> _Task to carry out_
Every line below that mentions the word "CHARACTERISTICS" should be copied out.

begin Material to process

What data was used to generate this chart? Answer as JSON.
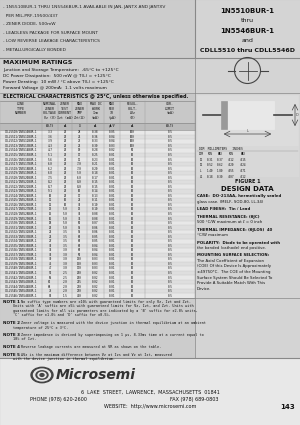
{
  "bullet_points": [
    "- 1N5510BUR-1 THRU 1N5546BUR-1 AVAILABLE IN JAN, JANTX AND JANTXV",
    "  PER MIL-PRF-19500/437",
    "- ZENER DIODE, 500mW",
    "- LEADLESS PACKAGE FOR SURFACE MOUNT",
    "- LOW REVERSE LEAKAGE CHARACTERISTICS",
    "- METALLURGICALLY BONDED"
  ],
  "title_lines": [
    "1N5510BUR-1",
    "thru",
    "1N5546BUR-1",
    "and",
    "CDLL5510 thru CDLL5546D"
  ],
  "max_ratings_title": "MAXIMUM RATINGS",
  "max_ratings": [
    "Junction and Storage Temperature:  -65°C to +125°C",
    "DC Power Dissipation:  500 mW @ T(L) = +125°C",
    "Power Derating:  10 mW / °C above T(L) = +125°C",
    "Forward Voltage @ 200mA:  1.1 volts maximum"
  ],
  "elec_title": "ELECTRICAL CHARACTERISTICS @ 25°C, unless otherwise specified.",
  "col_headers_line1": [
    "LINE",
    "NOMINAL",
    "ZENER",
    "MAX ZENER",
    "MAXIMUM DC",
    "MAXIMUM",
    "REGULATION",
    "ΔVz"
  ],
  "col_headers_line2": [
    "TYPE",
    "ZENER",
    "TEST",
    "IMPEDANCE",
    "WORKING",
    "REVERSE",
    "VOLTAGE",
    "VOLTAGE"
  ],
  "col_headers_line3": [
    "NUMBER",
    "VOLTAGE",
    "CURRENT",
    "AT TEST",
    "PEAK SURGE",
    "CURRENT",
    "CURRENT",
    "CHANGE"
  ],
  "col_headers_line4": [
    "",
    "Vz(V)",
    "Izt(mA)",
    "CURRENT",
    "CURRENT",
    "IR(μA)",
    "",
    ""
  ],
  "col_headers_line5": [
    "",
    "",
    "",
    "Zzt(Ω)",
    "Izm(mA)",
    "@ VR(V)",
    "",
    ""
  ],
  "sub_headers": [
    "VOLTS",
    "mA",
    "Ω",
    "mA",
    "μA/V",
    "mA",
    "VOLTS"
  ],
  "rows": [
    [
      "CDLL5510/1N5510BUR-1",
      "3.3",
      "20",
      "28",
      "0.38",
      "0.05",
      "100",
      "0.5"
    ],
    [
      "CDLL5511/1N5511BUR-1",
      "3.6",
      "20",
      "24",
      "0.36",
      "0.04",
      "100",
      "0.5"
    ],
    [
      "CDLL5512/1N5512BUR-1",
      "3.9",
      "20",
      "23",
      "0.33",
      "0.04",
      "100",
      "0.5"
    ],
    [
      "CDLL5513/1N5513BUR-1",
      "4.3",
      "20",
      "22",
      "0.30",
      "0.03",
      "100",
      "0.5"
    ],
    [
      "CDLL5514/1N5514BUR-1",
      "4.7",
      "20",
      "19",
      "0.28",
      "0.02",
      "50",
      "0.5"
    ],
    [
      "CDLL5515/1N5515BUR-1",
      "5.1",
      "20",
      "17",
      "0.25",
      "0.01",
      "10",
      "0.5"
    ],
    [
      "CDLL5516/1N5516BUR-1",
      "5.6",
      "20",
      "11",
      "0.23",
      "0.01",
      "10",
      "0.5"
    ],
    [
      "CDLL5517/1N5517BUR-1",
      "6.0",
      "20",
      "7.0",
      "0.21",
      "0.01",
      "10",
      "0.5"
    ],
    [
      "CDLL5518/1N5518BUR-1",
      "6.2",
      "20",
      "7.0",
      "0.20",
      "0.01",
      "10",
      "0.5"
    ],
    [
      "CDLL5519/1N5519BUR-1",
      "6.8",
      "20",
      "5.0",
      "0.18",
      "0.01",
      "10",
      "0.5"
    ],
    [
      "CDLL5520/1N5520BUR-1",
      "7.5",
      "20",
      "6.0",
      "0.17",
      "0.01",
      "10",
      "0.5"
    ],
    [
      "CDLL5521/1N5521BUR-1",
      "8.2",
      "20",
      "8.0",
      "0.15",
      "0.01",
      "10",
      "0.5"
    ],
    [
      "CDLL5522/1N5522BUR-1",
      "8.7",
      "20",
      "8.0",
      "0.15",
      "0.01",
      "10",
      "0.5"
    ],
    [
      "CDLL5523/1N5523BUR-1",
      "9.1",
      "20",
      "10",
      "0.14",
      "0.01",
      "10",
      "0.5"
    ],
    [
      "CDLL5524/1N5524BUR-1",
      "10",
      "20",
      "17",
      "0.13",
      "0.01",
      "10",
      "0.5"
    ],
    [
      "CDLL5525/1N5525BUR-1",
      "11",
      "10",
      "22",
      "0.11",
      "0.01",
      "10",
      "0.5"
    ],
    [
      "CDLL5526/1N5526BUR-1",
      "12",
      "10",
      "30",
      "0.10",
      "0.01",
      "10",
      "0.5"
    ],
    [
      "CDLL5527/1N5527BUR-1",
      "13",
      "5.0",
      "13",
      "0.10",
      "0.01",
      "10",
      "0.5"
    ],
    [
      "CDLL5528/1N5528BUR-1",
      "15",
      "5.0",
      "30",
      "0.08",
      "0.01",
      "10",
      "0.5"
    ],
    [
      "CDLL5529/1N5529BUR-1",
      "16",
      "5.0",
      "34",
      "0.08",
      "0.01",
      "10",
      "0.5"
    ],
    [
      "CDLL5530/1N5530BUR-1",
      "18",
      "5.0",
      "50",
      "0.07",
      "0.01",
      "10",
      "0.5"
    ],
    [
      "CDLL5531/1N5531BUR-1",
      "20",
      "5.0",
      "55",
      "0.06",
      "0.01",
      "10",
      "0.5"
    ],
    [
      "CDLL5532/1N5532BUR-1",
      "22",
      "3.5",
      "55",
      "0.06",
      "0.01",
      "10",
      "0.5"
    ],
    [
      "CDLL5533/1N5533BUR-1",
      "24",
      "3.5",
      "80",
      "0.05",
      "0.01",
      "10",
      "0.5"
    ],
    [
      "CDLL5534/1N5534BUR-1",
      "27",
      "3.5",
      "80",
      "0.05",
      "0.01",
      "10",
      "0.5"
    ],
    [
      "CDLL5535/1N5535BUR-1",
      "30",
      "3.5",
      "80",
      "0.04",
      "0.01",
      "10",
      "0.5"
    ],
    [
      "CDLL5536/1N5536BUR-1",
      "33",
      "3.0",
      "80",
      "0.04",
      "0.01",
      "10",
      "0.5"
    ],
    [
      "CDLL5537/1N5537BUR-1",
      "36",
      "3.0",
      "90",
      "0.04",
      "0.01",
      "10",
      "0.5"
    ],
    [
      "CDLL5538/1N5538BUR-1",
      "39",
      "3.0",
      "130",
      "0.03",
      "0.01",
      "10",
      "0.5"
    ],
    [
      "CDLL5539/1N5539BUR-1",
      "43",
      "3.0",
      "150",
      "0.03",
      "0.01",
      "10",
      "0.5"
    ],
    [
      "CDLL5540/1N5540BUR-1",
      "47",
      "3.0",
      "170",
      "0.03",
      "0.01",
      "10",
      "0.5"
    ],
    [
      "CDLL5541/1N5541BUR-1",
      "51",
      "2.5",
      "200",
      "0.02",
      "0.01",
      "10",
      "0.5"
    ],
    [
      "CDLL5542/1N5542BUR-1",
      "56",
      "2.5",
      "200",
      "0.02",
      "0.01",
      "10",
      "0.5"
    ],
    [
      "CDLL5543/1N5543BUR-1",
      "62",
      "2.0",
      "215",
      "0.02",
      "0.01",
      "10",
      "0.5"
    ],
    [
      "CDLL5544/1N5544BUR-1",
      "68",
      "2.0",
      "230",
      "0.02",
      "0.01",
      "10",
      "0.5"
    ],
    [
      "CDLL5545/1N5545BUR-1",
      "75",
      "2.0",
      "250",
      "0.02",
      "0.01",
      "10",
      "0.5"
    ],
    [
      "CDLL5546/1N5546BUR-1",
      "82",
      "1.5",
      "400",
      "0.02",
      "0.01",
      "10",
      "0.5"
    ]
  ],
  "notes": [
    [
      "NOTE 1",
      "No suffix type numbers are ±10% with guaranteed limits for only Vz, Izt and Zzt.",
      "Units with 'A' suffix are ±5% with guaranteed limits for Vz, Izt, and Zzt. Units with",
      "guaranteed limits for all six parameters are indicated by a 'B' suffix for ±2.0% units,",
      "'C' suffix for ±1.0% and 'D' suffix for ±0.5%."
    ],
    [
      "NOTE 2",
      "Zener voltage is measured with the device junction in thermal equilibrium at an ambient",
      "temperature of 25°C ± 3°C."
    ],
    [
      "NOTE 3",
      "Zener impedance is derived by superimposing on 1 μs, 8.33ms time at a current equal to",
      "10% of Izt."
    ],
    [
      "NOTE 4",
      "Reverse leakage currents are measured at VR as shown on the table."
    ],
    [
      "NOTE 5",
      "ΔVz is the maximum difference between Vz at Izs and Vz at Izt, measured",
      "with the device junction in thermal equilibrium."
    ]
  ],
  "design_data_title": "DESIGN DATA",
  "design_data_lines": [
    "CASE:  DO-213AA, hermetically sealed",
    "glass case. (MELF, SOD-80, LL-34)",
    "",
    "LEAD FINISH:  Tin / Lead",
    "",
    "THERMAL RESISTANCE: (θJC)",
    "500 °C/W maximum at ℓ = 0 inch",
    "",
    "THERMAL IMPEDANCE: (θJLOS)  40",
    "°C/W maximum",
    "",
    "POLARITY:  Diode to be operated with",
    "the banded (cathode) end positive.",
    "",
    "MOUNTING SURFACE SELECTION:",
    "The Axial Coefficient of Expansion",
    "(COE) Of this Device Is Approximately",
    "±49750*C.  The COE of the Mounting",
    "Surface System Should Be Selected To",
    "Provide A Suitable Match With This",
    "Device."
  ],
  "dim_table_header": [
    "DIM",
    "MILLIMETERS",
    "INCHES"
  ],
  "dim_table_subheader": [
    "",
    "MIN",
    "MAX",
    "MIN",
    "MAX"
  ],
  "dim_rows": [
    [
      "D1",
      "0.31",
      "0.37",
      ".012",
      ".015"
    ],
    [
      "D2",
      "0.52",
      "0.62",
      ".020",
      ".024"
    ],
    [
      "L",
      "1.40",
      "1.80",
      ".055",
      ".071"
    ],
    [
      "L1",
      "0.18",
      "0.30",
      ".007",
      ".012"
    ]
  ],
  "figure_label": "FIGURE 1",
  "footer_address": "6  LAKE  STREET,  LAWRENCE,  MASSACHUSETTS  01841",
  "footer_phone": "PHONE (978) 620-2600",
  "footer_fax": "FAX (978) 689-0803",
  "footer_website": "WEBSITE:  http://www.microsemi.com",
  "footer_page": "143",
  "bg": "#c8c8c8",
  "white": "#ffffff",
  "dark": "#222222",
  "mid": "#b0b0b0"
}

end Material to process
begin Material to process

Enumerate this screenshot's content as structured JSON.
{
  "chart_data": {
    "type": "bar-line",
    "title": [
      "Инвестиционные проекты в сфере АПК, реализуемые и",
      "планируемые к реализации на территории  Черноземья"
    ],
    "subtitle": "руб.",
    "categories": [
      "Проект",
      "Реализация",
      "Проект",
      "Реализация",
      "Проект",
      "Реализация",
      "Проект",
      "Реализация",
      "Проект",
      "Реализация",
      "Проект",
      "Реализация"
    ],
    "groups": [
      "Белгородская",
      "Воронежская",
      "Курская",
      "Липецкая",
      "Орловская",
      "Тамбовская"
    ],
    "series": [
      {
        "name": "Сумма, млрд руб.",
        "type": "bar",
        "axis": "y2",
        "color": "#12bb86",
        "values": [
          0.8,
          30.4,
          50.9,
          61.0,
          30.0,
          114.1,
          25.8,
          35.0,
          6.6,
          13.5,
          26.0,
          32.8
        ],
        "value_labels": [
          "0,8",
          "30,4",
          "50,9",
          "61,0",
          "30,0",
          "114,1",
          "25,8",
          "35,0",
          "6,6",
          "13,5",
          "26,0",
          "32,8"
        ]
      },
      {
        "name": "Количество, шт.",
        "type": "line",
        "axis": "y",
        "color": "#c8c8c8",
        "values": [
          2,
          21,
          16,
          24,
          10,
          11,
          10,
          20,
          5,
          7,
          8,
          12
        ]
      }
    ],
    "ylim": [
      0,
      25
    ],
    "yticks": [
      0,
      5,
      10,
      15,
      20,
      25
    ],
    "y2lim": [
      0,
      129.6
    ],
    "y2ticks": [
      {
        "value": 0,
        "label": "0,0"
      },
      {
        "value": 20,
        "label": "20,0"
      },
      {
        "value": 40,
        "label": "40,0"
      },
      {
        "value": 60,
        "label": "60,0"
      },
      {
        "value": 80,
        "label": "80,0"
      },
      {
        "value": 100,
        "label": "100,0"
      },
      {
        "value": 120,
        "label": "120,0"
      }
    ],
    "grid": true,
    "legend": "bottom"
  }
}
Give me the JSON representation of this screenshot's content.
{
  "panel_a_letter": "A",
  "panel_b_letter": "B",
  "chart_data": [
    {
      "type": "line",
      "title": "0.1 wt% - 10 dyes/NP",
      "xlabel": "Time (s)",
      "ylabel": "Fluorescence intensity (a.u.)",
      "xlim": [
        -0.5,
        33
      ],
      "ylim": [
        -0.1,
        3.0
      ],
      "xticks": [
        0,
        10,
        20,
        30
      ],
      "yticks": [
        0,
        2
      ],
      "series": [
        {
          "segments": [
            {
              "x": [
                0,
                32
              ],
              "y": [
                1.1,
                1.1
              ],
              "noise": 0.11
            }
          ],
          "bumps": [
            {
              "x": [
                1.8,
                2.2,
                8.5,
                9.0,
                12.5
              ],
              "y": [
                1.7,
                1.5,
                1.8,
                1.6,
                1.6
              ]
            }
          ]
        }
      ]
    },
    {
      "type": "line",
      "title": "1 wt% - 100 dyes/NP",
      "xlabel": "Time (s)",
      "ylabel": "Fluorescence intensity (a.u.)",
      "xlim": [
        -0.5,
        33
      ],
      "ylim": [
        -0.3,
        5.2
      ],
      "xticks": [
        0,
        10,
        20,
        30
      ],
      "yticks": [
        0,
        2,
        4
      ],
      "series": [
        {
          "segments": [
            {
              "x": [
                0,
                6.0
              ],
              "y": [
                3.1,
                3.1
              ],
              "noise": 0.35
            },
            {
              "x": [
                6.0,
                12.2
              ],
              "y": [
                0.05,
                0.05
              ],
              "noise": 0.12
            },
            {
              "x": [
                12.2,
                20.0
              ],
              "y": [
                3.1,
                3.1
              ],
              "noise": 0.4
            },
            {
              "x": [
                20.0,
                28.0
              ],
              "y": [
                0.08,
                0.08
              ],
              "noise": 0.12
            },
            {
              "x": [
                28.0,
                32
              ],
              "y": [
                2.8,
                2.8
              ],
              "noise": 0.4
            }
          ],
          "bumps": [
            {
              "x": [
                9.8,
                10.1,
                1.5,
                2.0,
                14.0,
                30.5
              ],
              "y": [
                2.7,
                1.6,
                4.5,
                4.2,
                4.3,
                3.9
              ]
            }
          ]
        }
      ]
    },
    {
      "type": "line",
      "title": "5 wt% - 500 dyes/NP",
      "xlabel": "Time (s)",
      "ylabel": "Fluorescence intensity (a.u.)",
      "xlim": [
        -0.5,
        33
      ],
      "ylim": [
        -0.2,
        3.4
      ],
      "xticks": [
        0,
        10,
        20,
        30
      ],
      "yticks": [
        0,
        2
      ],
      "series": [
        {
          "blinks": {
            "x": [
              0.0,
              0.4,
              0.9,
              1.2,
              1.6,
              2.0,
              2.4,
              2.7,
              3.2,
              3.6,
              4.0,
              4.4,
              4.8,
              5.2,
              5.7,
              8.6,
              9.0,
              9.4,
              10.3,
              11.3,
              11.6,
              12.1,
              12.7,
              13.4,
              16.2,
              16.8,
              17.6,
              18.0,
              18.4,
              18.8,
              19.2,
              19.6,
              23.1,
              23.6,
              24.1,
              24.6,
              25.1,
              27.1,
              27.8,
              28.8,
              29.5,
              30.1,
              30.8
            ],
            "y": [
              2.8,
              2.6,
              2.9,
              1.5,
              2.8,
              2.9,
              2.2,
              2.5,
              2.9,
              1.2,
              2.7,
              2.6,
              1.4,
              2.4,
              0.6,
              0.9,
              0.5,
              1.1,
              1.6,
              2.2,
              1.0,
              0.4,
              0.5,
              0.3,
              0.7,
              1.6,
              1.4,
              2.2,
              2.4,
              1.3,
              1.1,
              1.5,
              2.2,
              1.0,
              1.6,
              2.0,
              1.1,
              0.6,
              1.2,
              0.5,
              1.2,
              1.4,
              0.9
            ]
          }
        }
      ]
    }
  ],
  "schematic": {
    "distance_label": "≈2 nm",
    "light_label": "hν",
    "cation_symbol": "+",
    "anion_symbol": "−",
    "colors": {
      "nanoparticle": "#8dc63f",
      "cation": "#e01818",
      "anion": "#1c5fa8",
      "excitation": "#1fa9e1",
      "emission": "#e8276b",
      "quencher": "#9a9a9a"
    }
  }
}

end Material to process

> _Task response_
    "- LOW REVERSE LEAKAGE CHARACTERISTICS",
  "elec_title": "ELECTRICAL CHARACTERISTICS @ 25°C, unless otherwise specified.",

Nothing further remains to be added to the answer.